-- Begin Extracted data --
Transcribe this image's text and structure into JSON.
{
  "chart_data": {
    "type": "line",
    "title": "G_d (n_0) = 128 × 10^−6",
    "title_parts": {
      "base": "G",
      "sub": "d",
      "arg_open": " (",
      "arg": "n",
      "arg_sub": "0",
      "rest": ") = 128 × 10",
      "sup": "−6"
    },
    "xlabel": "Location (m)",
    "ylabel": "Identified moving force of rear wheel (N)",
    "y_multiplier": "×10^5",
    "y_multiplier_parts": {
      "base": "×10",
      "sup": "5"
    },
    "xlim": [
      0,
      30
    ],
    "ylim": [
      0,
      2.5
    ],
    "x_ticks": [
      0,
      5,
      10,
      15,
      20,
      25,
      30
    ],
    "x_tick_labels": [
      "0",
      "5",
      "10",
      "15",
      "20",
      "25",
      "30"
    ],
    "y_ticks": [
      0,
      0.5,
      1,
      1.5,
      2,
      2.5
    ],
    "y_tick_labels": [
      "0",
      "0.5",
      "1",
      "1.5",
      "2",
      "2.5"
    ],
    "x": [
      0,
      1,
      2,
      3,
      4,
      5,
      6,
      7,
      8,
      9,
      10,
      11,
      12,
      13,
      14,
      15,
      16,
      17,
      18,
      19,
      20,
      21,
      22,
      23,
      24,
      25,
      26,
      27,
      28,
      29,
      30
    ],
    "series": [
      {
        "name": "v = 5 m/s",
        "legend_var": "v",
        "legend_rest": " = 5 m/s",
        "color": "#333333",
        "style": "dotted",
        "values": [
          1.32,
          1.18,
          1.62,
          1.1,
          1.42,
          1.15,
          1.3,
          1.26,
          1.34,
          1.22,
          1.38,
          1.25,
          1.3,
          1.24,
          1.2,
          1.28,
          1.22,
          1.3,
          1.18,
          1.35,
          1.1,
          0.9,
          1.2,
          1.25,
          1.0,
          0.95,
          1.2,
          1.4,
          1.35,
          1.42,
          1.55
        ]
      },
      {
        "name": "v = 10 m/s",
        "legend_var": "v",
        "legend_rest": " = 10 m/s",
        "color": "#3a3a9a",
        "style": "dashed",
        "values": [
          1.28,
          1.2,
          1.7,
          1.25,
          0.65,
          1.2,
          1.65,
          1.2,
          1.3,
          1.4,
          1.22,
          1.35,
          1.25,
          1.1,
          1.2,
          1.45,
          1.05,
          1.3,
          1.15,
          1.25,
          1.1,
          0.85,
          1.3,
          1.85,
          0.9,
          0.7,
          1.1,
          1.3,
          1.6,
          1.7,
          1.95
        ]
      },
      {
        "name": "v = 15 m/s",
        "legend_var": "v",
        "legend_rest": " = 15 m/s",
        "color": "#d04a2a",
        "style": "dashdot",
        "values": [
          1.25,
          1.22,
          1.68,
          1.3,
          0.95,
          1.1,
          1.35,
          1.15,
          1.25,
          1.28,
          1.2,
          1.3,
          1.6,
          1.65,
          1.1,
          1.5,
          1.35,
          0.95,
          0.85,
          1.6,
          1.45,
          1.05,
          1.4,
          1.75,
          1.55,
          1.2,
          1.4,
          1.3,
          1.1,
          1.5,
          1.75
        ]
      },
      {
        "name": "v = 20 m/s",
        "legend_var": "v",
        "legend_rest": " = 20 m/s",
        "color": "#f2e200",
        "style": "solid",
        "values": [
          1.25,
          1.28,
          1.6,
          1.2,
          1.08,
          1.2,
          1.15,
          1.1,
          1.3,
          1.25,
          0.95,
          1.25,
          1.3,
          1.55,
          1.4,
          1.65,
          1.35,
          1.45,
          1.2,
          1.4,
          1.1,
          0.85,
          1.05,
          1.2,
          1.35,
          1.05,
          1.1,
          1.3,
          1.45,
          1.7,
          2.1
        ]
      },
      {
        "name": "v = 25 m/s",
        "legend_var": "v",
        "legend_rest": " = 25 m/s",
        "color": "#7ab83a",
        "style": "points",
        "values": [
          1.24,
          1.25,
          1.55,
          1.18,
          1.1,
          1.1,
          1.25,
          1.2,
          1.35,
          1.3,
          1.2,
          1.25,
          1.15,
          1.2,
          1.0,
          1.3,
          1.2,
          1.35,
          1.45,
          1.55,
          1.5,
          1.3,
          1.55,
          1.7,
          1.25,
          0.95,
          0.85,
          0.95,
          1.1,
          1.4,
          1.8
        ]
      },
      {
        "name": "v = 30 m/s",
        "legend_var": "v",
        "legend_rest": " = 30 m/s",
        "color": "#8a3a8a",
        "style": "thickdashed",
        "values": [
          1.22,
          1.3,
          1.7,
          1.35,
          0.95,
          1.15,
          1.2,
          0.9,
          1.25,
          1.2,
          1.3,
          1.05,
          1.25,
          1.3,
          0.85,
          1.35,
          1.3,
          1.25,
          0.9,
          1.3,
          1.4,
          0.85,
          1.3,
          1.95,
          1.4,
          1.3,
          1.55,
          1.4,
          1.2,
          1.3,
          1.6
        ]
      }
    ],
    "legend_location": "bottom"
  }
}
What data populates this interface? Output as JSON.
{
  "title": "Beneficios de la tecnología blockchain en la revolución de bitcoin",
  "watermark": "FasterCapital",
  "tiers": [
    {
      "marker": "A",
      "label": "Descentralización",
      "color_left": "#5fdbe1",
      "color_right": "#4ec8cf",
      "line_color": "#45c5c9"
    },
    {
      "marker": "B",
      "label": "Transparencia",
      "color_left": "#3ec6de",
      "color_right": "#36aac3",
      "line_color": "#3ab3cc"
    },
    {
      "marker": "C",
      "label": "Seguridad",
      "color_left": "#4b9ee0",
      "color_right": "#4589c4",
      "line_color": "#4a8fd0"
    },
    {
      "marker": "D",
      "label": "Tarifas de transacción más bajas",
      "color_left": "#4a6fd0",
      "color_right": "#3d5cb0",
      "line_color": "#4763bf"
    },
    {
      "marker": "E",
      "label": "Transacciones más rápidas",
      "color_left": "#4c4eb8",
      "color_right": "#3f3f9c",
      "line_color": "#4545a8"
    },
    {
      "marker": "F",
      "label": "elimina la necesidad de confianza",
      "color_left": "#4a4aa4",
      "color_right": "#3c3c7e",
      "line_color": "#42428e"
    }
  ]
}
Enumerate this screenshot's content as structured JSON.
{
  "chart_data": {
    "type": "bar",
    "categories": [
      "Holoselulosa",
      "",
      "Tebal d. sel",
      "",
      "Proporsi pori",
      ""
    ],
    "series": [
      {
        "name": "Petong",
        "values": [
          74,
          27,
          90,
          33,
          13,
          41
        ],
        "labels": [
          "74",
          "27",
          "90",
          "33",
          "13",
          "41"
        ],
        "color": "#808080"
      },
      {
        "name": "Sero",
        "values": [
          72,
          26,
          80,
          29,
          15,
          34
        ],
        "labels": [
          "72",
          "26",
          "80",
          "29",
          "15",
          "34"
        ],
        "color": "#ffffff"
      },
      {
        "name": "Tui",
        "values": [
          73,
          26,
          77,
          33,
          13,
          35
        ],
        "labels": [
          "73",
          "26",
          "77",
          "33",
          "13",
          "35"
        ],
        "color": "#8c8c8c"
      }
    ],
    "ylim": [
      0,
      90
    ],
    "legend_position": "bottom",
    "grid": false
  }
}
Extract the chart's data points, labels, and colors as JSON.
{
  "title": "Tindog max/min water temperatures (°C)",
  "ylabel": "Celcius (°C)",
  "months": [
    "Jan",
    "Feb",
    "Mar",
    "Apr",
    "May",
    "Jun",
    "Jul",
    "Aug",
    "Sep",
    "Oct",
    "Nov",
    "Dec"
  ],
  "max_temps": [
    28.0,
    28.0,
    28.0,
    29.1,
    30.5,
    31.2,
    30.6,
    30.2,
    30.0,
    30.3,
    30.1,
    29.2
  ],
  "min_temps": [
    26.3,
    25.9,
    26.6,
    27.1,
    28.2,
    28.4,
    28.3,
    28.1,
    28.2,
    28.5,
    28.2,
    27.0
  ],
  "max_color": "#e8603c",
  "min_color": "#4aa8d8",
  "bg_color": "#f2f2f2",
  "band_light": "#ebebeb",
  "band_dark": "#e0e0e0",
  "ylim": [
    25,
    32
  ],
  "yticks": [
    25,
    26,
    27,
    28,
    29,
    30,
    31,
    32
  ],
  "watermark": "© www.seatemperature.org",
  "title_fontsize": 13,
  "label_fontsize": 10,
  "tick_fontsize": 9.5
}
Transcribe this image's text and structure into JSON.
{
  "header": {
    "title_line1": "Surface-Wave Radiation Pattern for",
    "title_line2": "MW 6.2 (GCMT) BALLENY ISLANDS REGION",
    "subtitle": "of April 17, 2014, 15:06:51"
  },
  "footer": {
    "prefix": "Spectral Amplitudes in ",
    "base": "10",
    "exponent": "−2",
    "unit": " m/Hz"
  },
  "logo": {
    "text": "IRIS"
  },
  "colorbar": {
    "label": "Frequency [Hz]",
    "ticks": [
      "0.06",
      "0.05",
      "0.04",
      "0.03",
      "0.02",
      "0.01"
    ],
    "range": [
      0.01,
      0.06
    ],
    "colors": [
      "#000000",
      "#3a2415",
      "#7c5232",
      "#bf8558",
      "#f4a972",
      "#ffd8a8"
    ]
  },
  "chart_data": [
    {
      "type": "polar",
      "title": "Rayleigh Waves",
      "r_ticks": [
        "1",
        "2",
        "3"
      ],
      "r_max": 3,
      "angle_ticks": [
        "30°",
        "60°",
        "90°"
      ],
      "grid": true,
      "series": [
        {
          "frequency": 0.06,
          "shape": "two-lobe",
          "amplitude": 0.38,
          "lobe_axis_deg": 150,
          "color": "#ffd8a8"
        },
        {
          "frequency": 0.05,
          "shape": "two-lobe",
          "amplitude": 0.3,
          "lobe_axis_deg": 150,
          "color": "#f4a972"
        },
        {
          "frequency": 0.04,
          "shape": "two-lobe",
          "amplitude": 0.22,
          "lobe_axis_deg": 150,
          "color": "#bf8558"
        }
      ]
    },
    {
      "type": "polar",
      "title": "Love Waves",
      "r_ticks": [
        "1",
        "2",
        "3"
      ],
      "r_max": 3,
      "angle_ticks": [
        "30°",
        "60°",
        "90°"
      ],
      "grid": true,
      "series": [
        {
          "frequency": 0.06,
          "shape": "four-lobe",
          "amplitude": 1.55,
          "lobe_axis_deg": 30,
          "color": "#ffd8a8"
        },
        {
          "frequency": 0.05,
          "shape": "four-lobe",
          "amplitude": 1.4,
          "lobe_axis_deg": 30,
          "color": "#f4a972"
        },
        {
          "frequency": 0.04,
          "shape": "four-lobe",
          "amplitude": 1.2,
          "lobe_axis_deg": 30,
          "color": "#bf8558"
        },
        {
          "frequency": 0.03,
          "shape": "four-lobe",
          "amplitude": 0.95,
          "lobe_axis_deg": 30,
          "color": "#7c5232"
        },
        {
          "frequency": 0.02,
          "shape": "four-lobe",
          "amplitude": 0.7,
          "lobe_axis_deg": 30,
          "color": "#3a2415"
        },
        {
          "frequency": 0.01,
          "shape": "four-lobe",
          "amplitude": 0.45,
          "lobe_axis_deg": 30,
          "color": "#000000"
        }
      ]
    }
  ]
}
-- End Extracted data --
Exercise goal:
Gather from the entries above all lines that include the string "colors".

Result for this exercise:
Extract the chart's data points, labels, and colors as JSON.
    "colors": [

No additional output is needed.